_Stated problem_
Switch "bar-side-face" to "bar-right-face" in the items from the start through the line containing "y-axis-label: 1.0B [39, 675, 90, 703]", leaving everything else unchanged. Give back only those lines.

_Available records_
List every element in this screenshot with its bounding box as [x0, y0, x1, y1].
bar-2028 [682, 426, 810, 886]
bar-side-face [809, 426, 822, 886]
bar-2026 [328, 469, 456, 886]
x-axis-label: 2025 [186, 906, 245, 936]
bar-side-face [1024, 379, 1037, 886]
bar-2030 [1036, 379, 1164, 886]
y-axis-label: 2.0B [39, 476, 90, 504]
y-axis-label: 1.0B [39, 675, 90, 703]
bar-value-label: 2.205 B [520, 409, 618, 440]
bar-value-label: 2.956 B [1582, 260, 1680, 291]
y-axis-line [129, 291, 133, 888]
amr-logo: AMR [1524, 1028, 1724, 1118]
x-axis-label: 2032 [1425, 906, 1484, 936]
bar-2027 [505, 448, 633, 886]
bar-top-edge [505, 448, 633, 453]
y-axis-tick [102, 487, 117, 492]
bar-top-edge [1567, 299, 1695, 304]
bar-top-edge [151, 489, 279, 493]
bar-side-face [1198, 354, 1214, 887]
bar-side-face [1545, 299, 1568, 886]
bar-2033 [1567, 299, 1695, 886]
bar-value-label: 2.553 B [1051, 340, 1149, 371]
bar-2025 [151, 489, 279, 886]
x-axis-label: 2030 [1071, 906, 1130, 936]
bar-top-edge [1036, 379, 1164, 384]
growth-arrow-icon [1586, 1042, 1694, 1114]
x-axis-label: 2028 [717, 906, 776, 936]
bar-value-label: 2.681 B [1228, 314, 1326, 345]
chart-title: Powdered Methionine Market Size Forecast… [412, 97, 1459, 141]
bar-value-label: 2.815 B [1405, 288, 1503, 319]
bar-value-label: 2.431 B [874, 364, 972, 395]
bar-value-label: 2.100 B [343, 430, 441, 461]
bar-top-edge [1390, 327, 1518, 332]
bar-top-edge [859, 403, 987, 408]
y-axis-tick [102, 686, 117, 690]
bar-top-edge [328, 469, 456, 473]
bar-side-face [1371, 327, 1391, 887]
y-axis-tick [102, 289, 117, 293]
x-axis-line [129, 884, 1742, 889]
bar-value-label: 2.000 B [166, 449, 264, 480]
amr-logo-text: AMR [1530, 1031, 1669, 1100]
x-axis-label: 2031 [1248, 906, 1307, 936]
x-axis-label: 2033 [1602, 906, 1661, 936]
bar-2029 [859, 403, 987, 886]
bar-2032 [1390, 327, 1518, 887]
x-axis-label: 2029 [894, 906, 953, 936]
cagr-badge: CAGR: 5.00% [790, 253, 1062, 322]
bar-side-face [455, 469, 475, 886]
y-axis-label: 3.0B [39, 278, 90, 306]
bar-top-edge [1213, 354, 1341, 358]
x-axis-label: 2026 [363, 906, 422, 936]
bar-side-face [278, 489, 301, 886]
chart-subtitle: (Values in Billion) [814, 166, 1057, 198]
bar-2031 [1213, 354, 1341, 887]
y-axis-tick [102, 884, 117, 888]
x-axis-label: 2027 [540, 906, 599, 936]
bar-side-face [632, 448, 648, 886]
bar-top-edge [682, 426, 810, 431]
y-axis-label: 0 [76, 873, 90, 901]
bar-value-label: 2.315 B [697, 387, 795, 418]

_Result of this task_
List every element in this screenshot with its bounding box as [x0, y0, x1, y1].
bar-2028 [682, 426, 810, 886]
bar-right-face [809, 426, 822, 886]
bar-2026 [328, 469, 456, 886]
x-axis-label: 2025 [186, 906, 245, 936]
bar-right-face [1024, 379, 1037, 886]
bar-2030 [1036, 379, 1164, 886]
y-axis-label: 2.0B [39, 476, 90, 504]
y-axis-label: 1.0B [39, 675, 90, 703]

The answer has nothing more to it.